# [Exercise objective]
Pictures don't belong in the copy; print all the records exactly.

[start of Listing]

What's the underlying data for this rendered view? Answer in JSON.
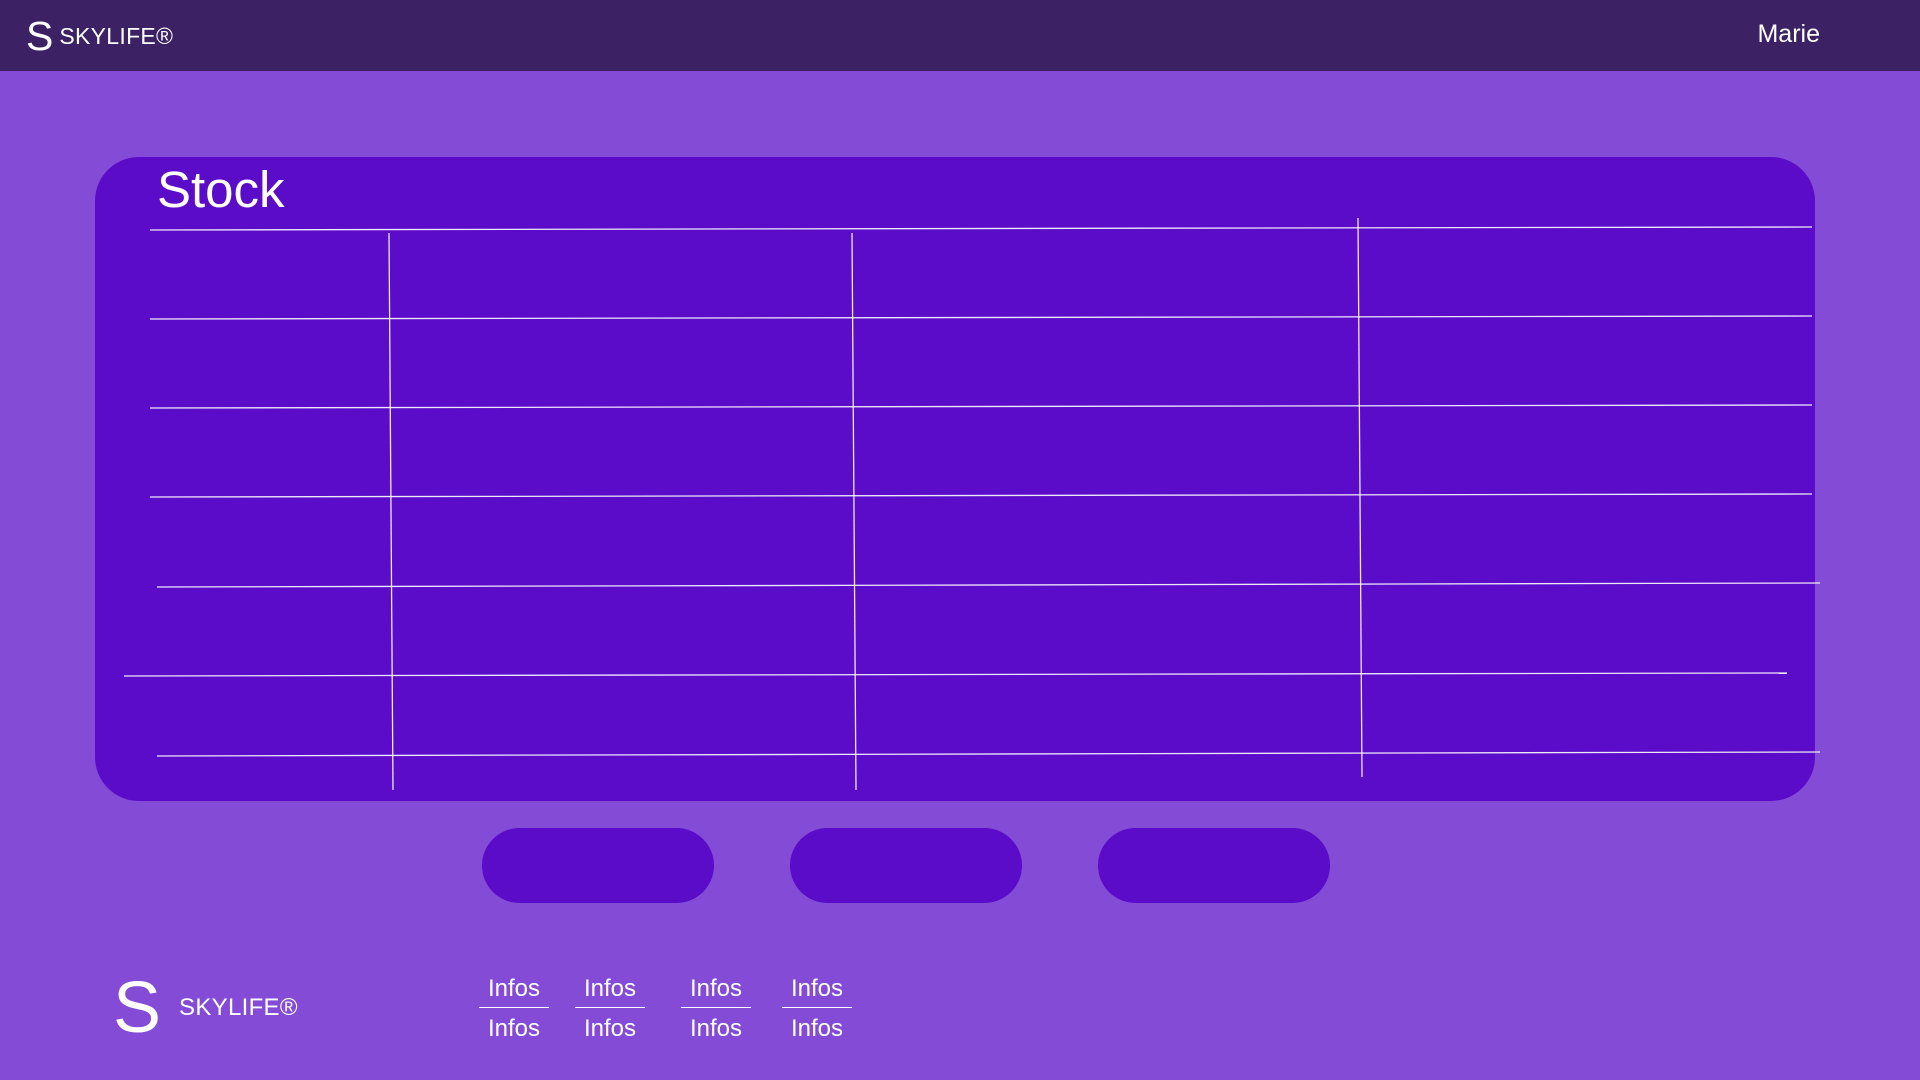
{
  "header": {
    "logo_letter": "S",
    "brand": "SKYLIFE®",
    "user": "Marie"
  },
  "main": {
    "title": "Stock",
    "table": {
      "rows": 6,
      "columns": 4
    },
    "buttons": [
      "",
      "",
      ""
    ]
  },
  "footer": {
    "logo_letter": "S",
    "brand": "SKYLIFE®",
    "links": [
      {
        "top": "Infos",
        "bottom": "Infos"
      },
      {
        "top": "Infos",
        "bottom": "Infos"
      },
      {
        "top": "Infos",
        "bottom": "Infos"
      },
      {
        "top": "Infos",
        "bottom": "Infos"
      }
    ]
  },
  "colors": {
    "page_background": "#834bd6",
    "header_background": "#3c2264",
    "card_background": "#5a0cc8",
    "text": "#ffffff"
  }
}
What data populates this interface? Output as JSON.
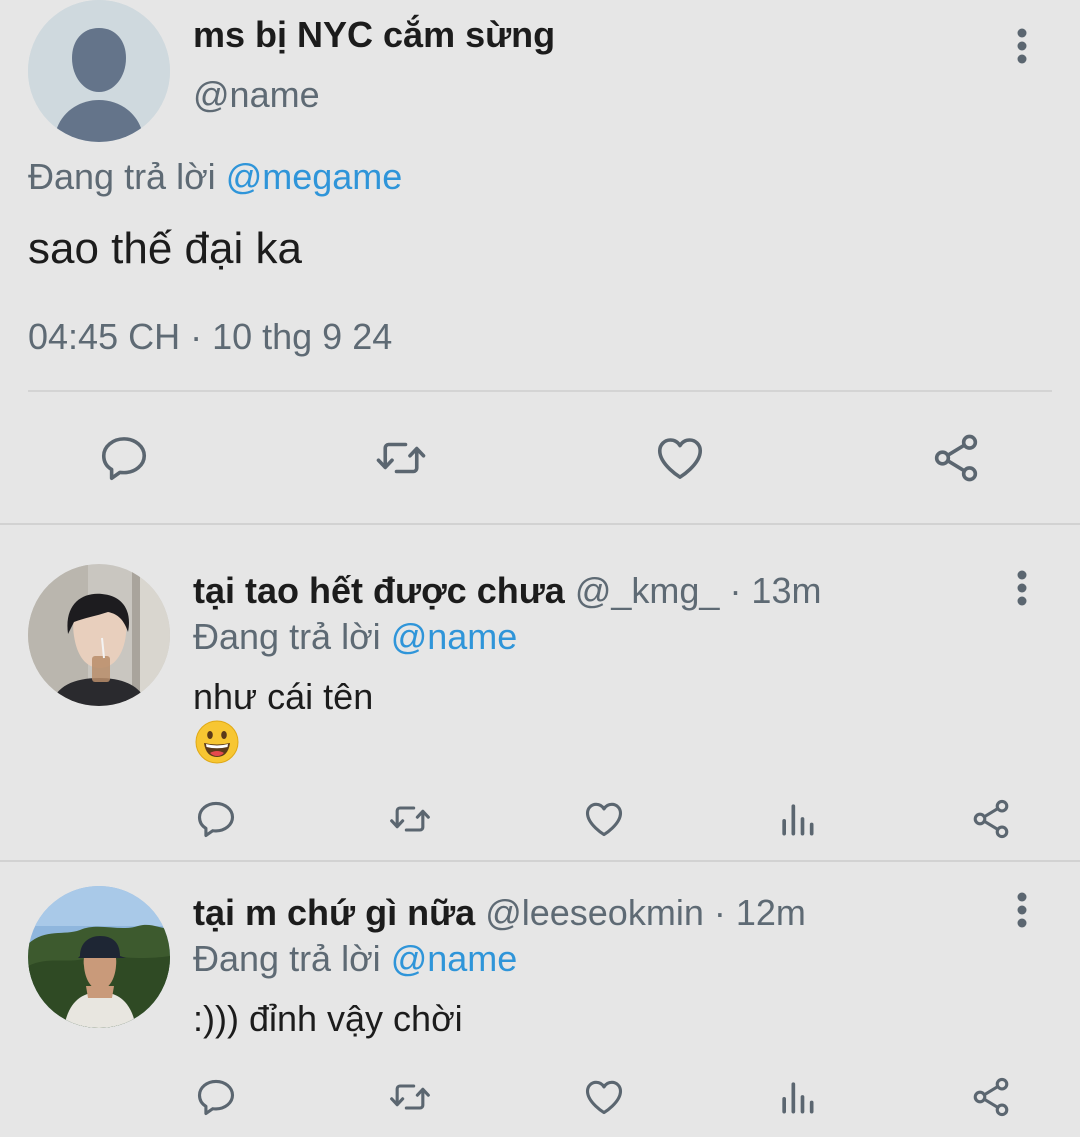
{
  "main_tweet": {
    "author_name": "ms bị NYC cắm sừng",
    "author_handle": "@name",
    "reply_prefix": "Đang trả lời ",
    "reply_mention": "@megame",
    "text": "sao thế đại ka",
    "timestamp": "04:45 CH · 10 thg 9 24",
    "actions": [
      "reply-icon",
      "retweet-icon",
      "heart-icon",
      "share-icon"
    ]
  },
  "replies": [
    {
      "author_name": "tại tao hết được chưa",
      "handle": "@_kmg_",
      "time": "· 13m",
      "reply_prefix": "Đang trả lời ",
      "reply_mention": "@name",
      "text": "như cái tên",
      "emoji": "grinning-face",
      "actions": [
        "reply-icon",
        "retweet-icon",
        "heart-icon",
        "views-icon",
        "share-icon"
      ]
    },
    {
      "author_name": "tại m chứ gì nữa",
      "handle": "@leeseokmin",
      "time": "· 12m",
      "reply_prefix": "Đang trả lời ",
      "reply_mention": "@name",
      "text": ":))) đỉnh vậy chời",
      "actions": [
        "reply-icon",
        "retweet-icon",
        "heart-icon",
        "views-icon",
        "share-icon"
      ]
    }
  ],
  "colors": {
    "background": "#e6e6e6",
    "mention": "#2f95d9",
    "secondary_text": "#5e6a74",
    "icon": "#5b6670"
  }
}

[end of Listing]

# [Reply]
What's the underlying data for this rendered view? Answer in JSON.
{
  "header": {
    "logo_letter": "S",
    "brand": "SKYLIFE®",
    "user": "Marie"
  },
  "main": {
    "title": "Stock",
    "table": {
      "rows": 6,
      "columns": 4
    },
    "buttons": [
      "",
      "",
      ""
    ]
  },
  "footer": {
    "logo_letter": "S",
    "brand": "SKYLIFE®",
    "links": [
      {
        "top": "Infos",
        "bottom": "Infos"
      },
      {
        "top": "Infos",
        "bottom": "Infos"
      },
      {
        "top": "Infos",
        "bottom": "Infos"
      },
      {
        "top": "Infos",
        "bottom": "Infos"
      }
    ]
  },
  "colors": {
    "page_background": "#834bd6",
    "header_background": "#3c2264",
    "card_background": "#5a0cc8",
    "text": "#ffffff"
  }
}
What data populates this interface? Output as JSON.
{
  "main_tweet": {
    "author_name": "ms bị NYC cắm sừng",
    "author_handle": "@name",
    "reply_prefix": "Đang trả lời ",
    "reply_mention": "@megame",
    "text": "sao thế đại ka",
    "timestamp": "04:45 CH · 10 thg 9 24",
    "actions": [
      "reply-icon",
      "retweet-icon",
      "heart-icon",
      "share-icon"
    ]
  },
  "replies": [
    {
      "author_name": "tại tao hết được chưa",
      "handle": "@_kmg_",
      "time": "· 13m",
      "reply_prefix": "Đang trả lời ",
      "reply_mention": "@name",
      "text": "như cái tên",
      "emoji": "grinning-face",
      "actions": [
        "reply-icon",
        "retweet-icon",
        "heart-icon",
        "views-icon",
        "share-icon"
      ]
    },
    {
      "author_name": "tại m chứ gì nữa",
      "handle": "@leeseokmin",
      "time": "· 12m",
      "reply_prefix": "Đang trả lời ",
      "reply_mention": "@name",
      "text": ":))) đỉnh vậy chời",
      "actions": [
        "reply-icon",
        "retweet-icon",
        "heart-icon",
        "views-icon",
        "share-icon"
      ]
    }
  ],
  "colors": {
    "background": "#e6e6e6",
    "mention": "#2f95d9",
    "secondary_text": "#5e6a74",
    "icon": "#5b6670"
  }
}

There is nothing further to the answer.